Exercise goal:
Where the line holding "Extract the structured" appears, start copying, and continue exactly through the last line of the listing, skipping pictures.

▬▬▬

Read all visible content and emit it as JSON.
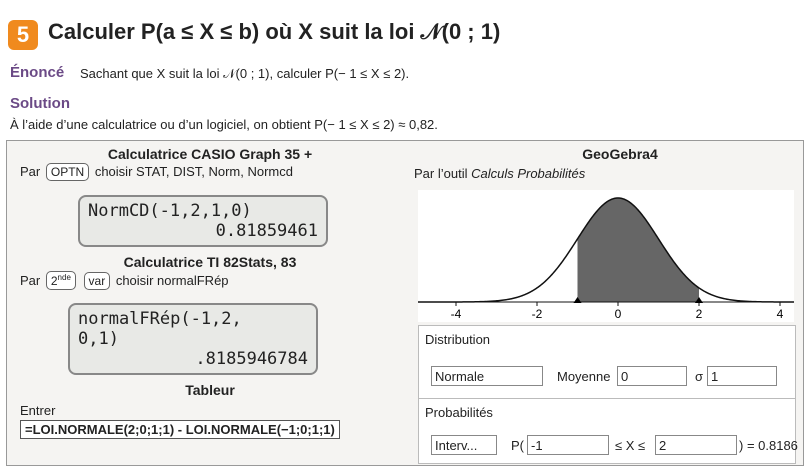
{
  "header": {
    "number": "5",
    "title": "Calculer P(a ≤ X ≤ b) où X suit la loi 𝒩(0 ; 1)"
  },
  "enonce": {
    "label": "Énoncé",
    "text": "Sachant que X suit la loi 𝒩(0 ; 1), calculer P(− 1 ≤ X ≤ 2)."
  },
  "solution": {
    "label": "Solution",
    "text": "À l’aide d’une calculatrice ou d’un logiciel, on obtient P(− 1 ≤ X ≤ 2) ≈ 0,82."
  },
  "casio": {
    "title": "Calculatrice CASIO Graph 35 +",
    "par": "Par",
    "key": "OPTN",
    "instruction": "choisir STAT, DIST, Norm, Normcd",
    "screen": [
      "NormCD(-1,2,1,0)",
      "0.81859461"
    ]
  },
  "ti": {
    "title": "Calculatrice TI 82Stats, 83",
    "par": "Par",
    "key1": {
      "base": "2",
      "sup": "nde"
    },
    "key2": "var",
    "instruction": "choisir normalFRép",
    "screen": [
      "normalFRép(-1,2,",
      "0,1)",
      ".8185946784"
    ]
  },
  "tableur": {
    "title": "Tableur",
    "label": "Entrer",
    "formula": "=LOI.NORMALE(2;0;1;1) - LOI.NORMALE(−1;0;1;1)"
  },
  "geogebra": {
    "title": "GeoGebra4",
    "intro": "Par l’outil",
    "tool": "Calculs Probabilités",
    "axis_ticks": [
      -4,
      -2,
      0,
      2,
      4
    ],
    "distribution": {
      "label": "Distribution",
      "select": "Normale",
      "mean_label": "Moyenne",
      "mean": 0,
      "sigma_label": "σ",
      "sigma": 1
    },
    "probabilites": {
      "label": "Probabilités",
      "select": "Interv...",
      "p_open": "P(",
      "lower": -1,
      "between": "≤ X ≤",
      "upper": 2,
      "result": ") = 0.8186"
    }
  }
}
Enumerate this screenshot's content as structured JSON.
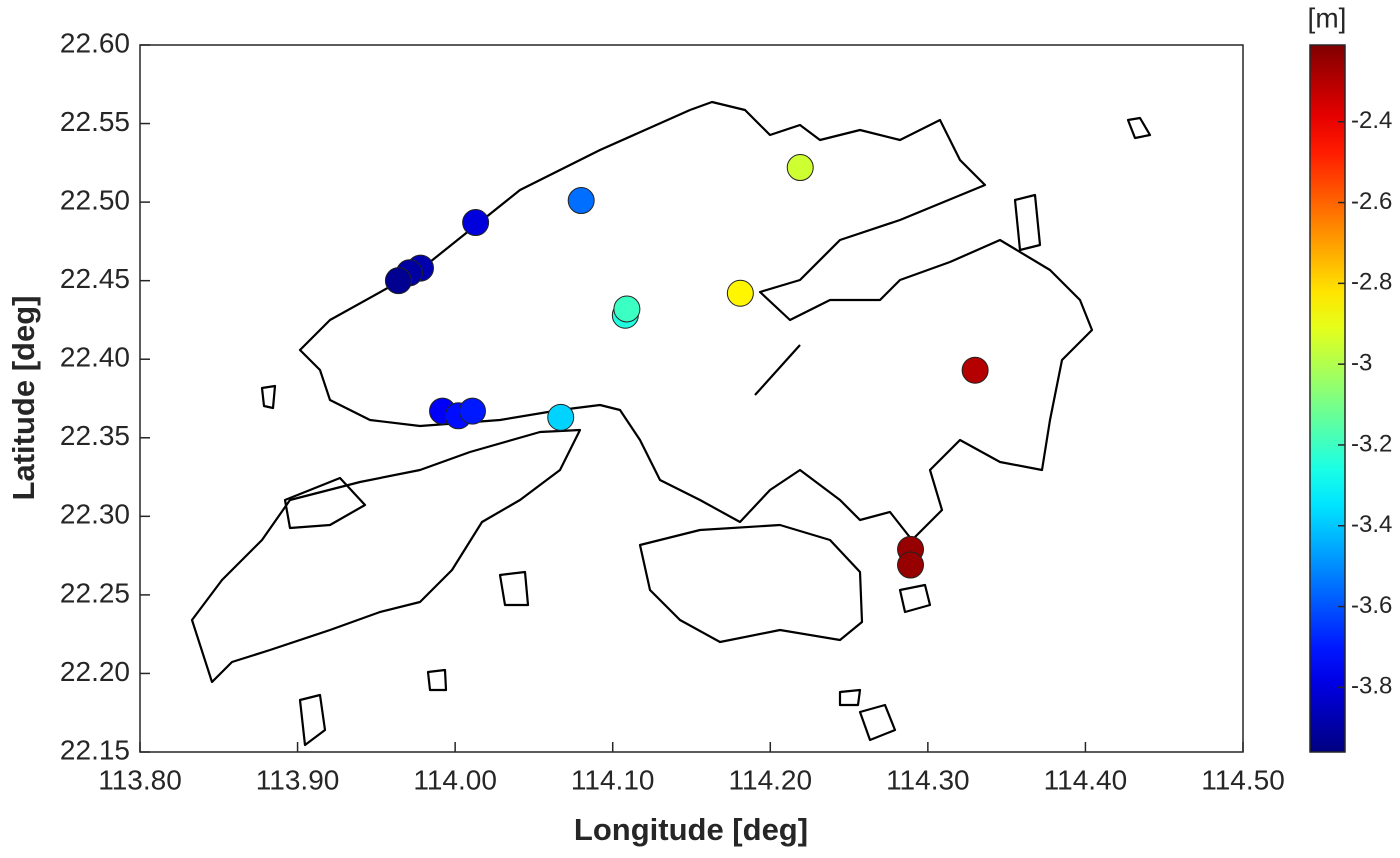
{
  "chart_data": {
    "type": "scatter",
    "x_label": "Longitude [deg]",
    "y_label": "Latitude [deg]",
    "colorbar_label": "[m]",
    "colormap": "jet",
    "x": [
      114.013,
      114.08,
      114.219,
      113.978,
      113.971,
      113.964,
      114.181,
      114.108,
      114.109,
      113.992,
      114.002,
      114.011,
      114.067,
      114.33,
      114.289,
      114.289
    ],
    "y": [
      22.487,
      22.501,
      22.522,
      22.458,
      22.455,
      22.45,
      22.442,
      22.428,
      22.432,
      22.367,
      22.364,
      22.367,
      22.363,
      22.393,
      22.279,
      22.269
    ],
    "values": [
      -3.8,
      -3.55,
      -2.95,
      -3.88,
      -3.9,
      -3.93,
      -2.85,
      -3.25,
      -3.2,
      -3.75,
      -3.72,
      -3.7,
      -3.38,
      -2.3,
      -2.25,
      -2.25
    ],
    "xlim": [
      113.8,
      114.5
    ],
    "ylim": [
      22.15,
      22.6
    ],
    "clim": [
      -3.96,
      -2.21
    ],
    "xticks": [
      {
        "value": 113.8,
        "label": "113.80"
      },
      {
        "value": 113.9,
        "label": "113.90"
      },
      {
        "value": 114.0,
        "label": "114.00"
      },
      {
        "value": 114.1,
        "label": "114.10"
      },
      {
        "value": 114.2,
        "label": "114.20"
      },
      {
        "value": 114.3,
        "label": "114.30"
      },
      {
        "value": 114.4,
        "label": "114.40"
      },
      {
        "value": 114.5,
        "label": "114.50"
      }
    ],
    "yticks": [
      22.15,
      {
        "value": 22.2,
        "label": "22.20"
      },
      22.25,
      {
        "value": 22.3,
        "label": "22.30"
      },
      22.35,
      {
        "value": 22.4,
        "label": "22.40"
      },
      22.45,
      {
        "value": 22.5,
        "label": "22.50"
      },
      22.55,
      {
        "value": 22.6,
        "label": "22.60"
      }
    ],
    "cticks": [
      -3.8,
      -3.6,
      -3.4,
      -3.2,
      -3,
      -2.8,
      -2.6,
      -2.4
    ]
  }
}
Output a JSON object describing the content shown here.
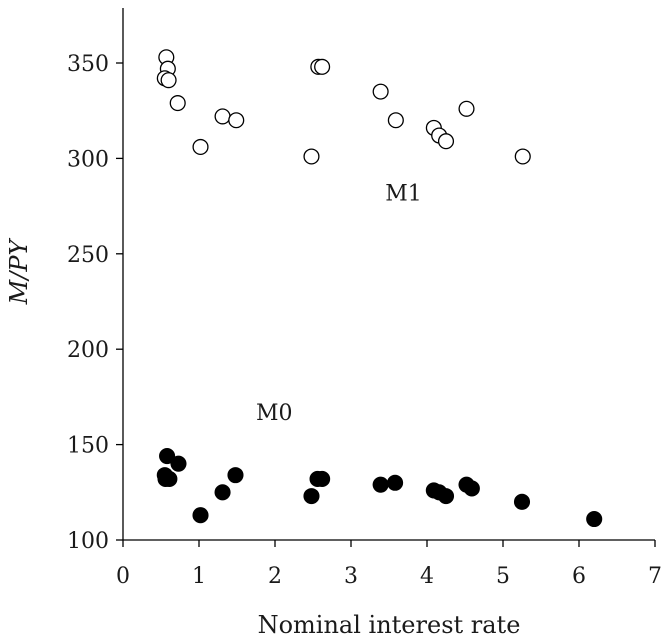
{
  "chart_data": {
    "type": "scatter",
    "title": "",
    "xlabel": "Nominal interest rate",
    "ylabel": "M/PY",
    "xlim": [
      0,
      7
    ],
    "ylim": [
      100,
      380
    ],
    "xticks": [
      0,
      1,
      2,
      3,
      4,
      5,
      6,
      7
    ],
    "yticks": [
      100,
      150,
      200,
      250,
      300,
      350
    ],
    "grid": false,
    "series": [
      {
        "name": "M1",
        "marker": "open-circle",
        "color": "#000000",
        "fill": "#ffffff",
        "points": [
          {
            "x": 0.57,
            "y": 353
          },
          {
            "x": 0.59,
            "y": 347
          },
          {
            "x": 0.55,
            "y": 342
          },
          {
            "x": 0.6,
            "y": 341
          },
          {
            "x": 0.72,
            "y": 329
          },
          {
            "x": 1.02,
            "y": 306
          },
          {
            "x": 1.31,
            "y": 322
          },
          {
            "x": 1.49,
            "y": 320
          },
          {
            "x": 2.48,
            "y": 301
          },
          {
            "x": 2.57,
            "y": 348
          },
          {
            "x": 2.62,
            "y": 348
          },
          {
            "x": 3.39,
            "y": 335
          },
          {
            "x": 3.59,
            "y": 320
          },
          {
            "x": 4.09,
            "y": 316
          },
          {
            "x": 4.16,
            "y": 312
          },
          {
            "x": 4.25,
            "y": 309
          },
          {
            "x": 4.52,
            "y": 326
          },
          {
            "x": 5.26,
            "y": 301
          }
        ]
      },
      {
        "name": "M0",
        "marker": "filled-circle",
        "color": "#000000",
        "fill": "#000000",
        "points": [
          {
            "x": 0.58,
            "y": 144
          },
          {
            "x": 0.55,
            "y": 134
          },
          {
            "x": 0.56,
            "y": 132
          },
          {
            "x": 0.61,
            "y": 132
          },
          {
            "x": 0.73,
            "y": 140
          },
          {
            "x": 1.02,
            "y": 113
          },
          {
            "x": 1.31,
            "y": 125
          },
          {
            "x": 1.48,
            "y": 134
          },
          {
            "x": 2.48,
            "y": 123
          },
          {
            "x": 2.56,
            "y": 132
          },
          {
            "x": 2.62,
            "y": 132
          },
          {
            "x": 3.39,
            "y": 129
          },
          {
            "x": 3.58,
            "y": 130
          },
          {
            "x": 4.09,
            "y": 126
          },
          {
            "x": 4.16,
            "y": 125
          },
          {
            "x": 4.25,
            "y": 123
          },
          {
            "x": 4.52,
            "y": 129
          },
          {
            "x": 4.59,
            "y": 127
          },
          {
            "x": 5.25,
            "y": 120
          },
          {
            "x": 6.2,
            "y": 111
          }
        ]
      }
    ],
    "annotations": [
      {
        "text": "M1",
        "x": 3.45,
        "y": 278
      },
      {
        "text": "M0",
        "x": 1.75,
        "y": 163
      }
    ]
  }
}
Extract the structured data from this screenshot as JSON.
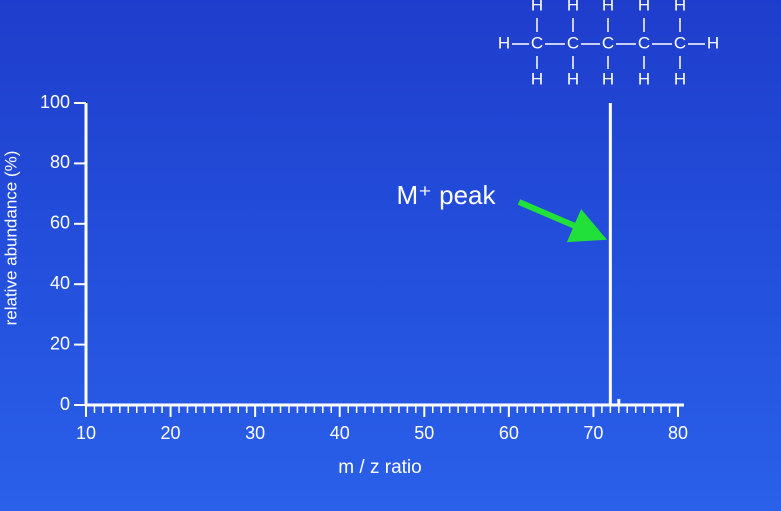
{
  "chart_data": {
    "type": "stem",
    "xlabel": "m / z ratio",
    "ylabel": "relative abundance (%)",
    "annotation": "M⁺ peak",
    "x": [
      72,
      73
    ],
    "values": [
      100,
      2
    ],
    "color": "#ffffff",
    "xlim": [
      10,
      80
    ],
    "xticks": [
      10,
      20,
      30,
      40,
      50,
      60,
      70,
      80
    ],
    "xminorticks": [
      11,
      12,
      13,
      14,
      15,
      16,
      17,
      18,
      19,
      21,
      22,
      23,
      24,
      25,
      26,
      27,
      28,
      29,
      31,
      32,
      33,
      34,
      35,
      36,
      37,
      38,
      39,
      41,
      42,
      43,
      44,
      45,
      46,
      47,
      48,
      49,
      51,
      52,
      53,
      54,
      55,
      56,
      57,
      58,
      59,
      61,
      62,
      63,
      64,
      65,
      66,
      67,
      68,
      69,
      71,
      72,
      73,
      74,
      75,
      76,
      77,
      78,
      79
    ],
    "ylim": [
      0,
      100
    ],
    "yticks": [
      0,
      20,
      40,
      60,
      80,
      100
    ]
  },
  "molecule": {
    "top": [
      "H",
      "H",
      "H",
      "H",
      "H"
    ],
    "middle": [
      "H",
      "C",
      "C",
      "C",
      "C",
      "C",
      "H"
    ],
    "bottom": [
      "H",
      "H",
      "H",
      "H",
      "H"
    ]
  }
}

▬▬▬

Solution to the exercise:
Extract the structured data from this screenshot as JSON.
{
  "chart_data": {
    "type": "stem",
    "xlabel": "m / z ratio",
    "ylabel": "relative abundance (%)",
    "annotation": "M⁺ peak",
    "x": [
      72,
      73
    ],
    "values": [
      100,
      2
    ],
    "color": "#ffffff",
    "xlim": [
      10,
      80
    ],
    "xticks": [
      10,
      20,
      30,
      40,
      50,
      60,
      70,
      80
    ],
    "xminorticks": [
      11,
      12,
      13,
      14,
      15,
      16,
      17,
      18,
      19,
      21,
      22,
      23,
      24,
      25,
      26,
      27,
      28,
      29,
      31,
      32,
      33,
      34,
      35,
      36,
      37,
      38,
      39,
      41,
      42,
      43,
      44,
      45,
      46,
      47,
      48,
      49,
      51,
      52,
      53,
      54,
      55,
      56,
      57,
      58,
      59,
      61,
      62,
      63,
      64,
      65,
      66,
      67,
      68,
      69,
      71,
      72,
      73,
      74,
      75,
      76,
      77,
      78,
      79
    ],
    "ylim": [
      0,
      100
    ],
    "yticks": [
      0,
      20,
      40,
      60,
      80,
      100
    ]
  },
  "molecule": {
    "top": [
      "H",
      "H",
      "H",
      "H",
      "H"
    ],
    "middle": [
      "H",
      "C",
      "C",
      "C",
      "C",
      "C",
      "H"
    ],
    "bottom": [
      "H",
      "H",
      "H",
      "H",
      "H"
    ]
  }
}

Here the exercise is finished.